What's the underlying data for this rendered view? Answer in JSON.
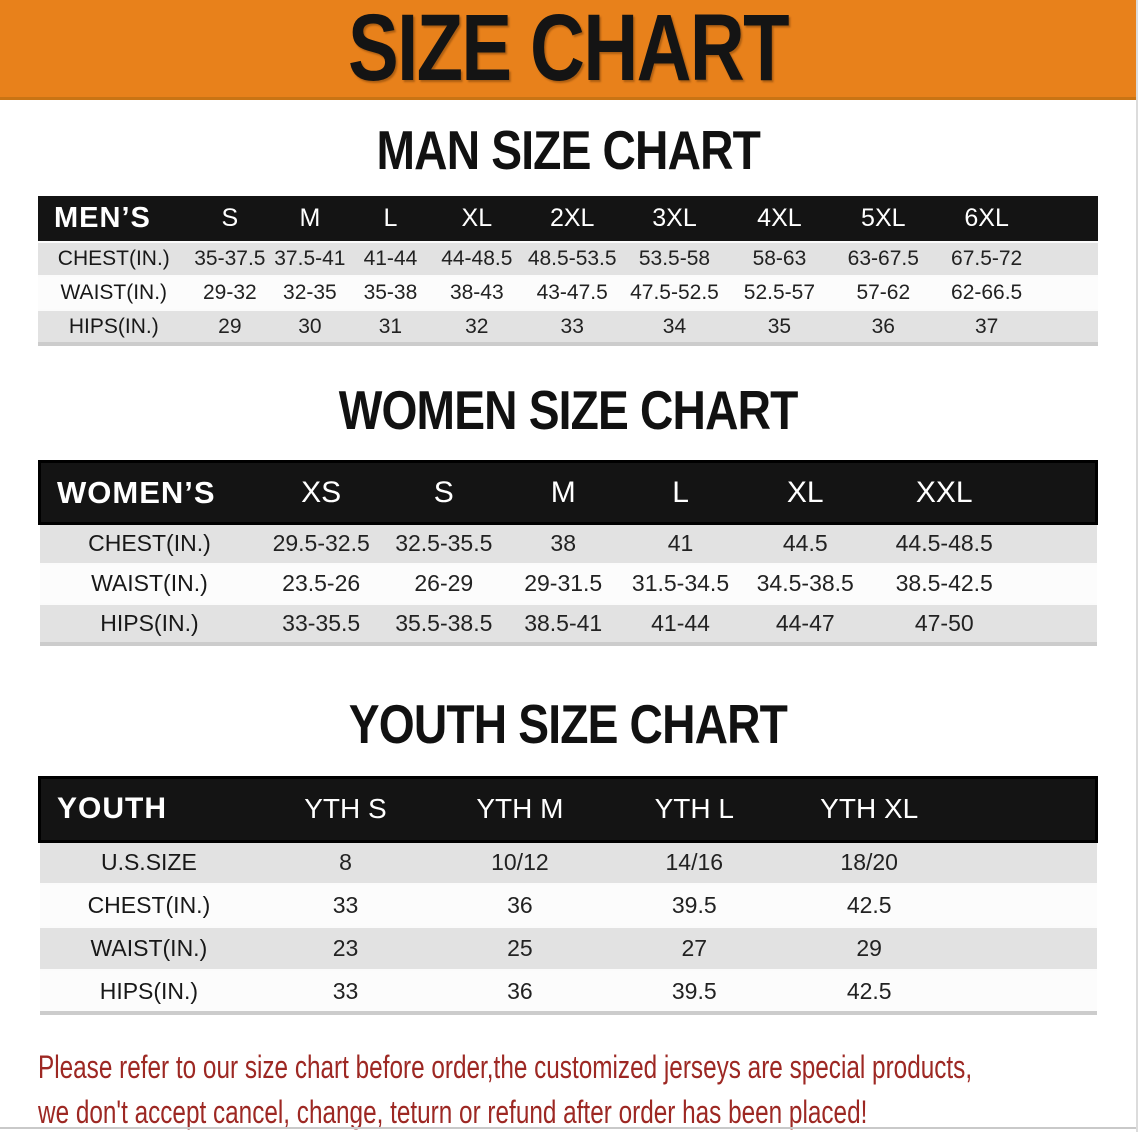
{
  "banner": {
    "title": "SIZE CHART"
  },
  "colors": {
    "banner_bg": "#E8811B",
    "header_bar": "#141414",
    "row_gray": "#E2E2E2",
    "row_white": "#FCFCFC",
    "disclaimer_text": "#9D2823"
  },
  "tables": {
    "men": {
      "section_title": "MAN SIZE CHART",
      "header_label": "MEN’S",
      "columns": [
        "S",
        "M",
        "L",
        "XL",
        "2XL",
        "3XL",
        "4XL",
        "5XL",
        "6XL"
      ],
      "rows": [
        {
          "label": "CHEST(IN.)",
          "values": [
            "35-37.5",
            "37.5-41",
            "41-44",
            "44-48.5",
            "48.5-53.5",
            "53.5-58",
            "58-63",
            "63-67.5",
            "67.5-72"
          ]
        },
        {
          "label": "WAIST(IN.)",
          "values": [
            "29-32",
            "32-35",
            "35-38",
            "38-43",
            "43-47.5",
            "47.5-52.5",
            "52.5-57",
            "57-62",
            "62-66.5"
          ]
        },
        {
          "label": "HIPS(IN.)",
          "values": [
            "29",
            "30",
            "31",
            "32",
            "33",
            "34",
            "35",
            "36",
            "37"
          ]
        }
      ]
    },
    "women": {
      "section_title": "WOMEN SIZE CHART",
      "header_label": "WOMEN’S",
      "columns": [
        "XS",
        "S",
        "M",
        "L",
        "XL",
        "XXL"
      ],
      "rows": [
        {
          "label": "CHEST(IN.)",
          "values": [
            "29.5-32.5",
            "32.5-35.5",
            "38",
            "41",
            "44.5",
            "44.5-48.5"
          ]
        },
        {
          "label": "WAIST(IN.)",
          "values": [
            "23.5-26",
            "26-29",
            "29-31.5",
            "31.5-34.5",
            "34.5-38.5",
            "38.5-42.5"
          ]
        },
        {
          "label": "HIPS(IN.)",
          "values": [
            "33-35.5",
            "35.5-38.5",
            "38.5-41",
            "41-44",
            "44-47",
            "47-50"
          ]
        }
      ]
    },
    "youth": {
      "section_title": "YOUTH SIZE CHART",
      "header_label": "YOUTH",
      "columns": [
        "YTH S",
        "YTH M",
        "YTH L",
        "YTH XL"
      ],
      "rows": [
        {
          "label": "U.S.SIZE",
          "values": [
            "8",
            "10/12",
            "14/16",
            "18/20"
          ]
        },
        {
          "label": "CHEST(IN.)",
          "values": [
            "33",
            "36",
            "39.5",
            "42.5"
          ]
        },
        {
          "label": "WAIST(IN.)",
          "values": [
            "23",
            "25",
            "27",
            "29"
          ]
        },
        {
          "label": "HIPS(IN.)",
          "values": [
            "33",
            "36",
            "39.5",
            "42.5"
          ]
        }
      ]
    }
  },
  "disclaimer": {
    "line1": "Please refer to our size chart before order,the customized jerseys are special products,",
    "line2": "we don't accept cancel, change, teturn or refund after order has been placed!"
  }
}
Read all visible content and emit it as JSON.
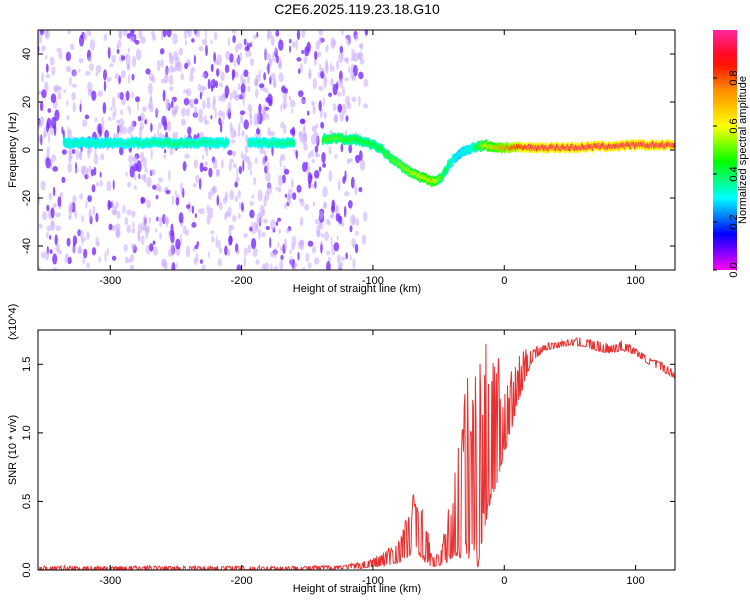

● ● ● ● ●

:: Prompt ::
In the listing, find all lines with the string "JSON" and copy them.

:: Response ::
What's the underlying data for this rendered view? Answer in JSON.
Read all visible content and emit it as JSON.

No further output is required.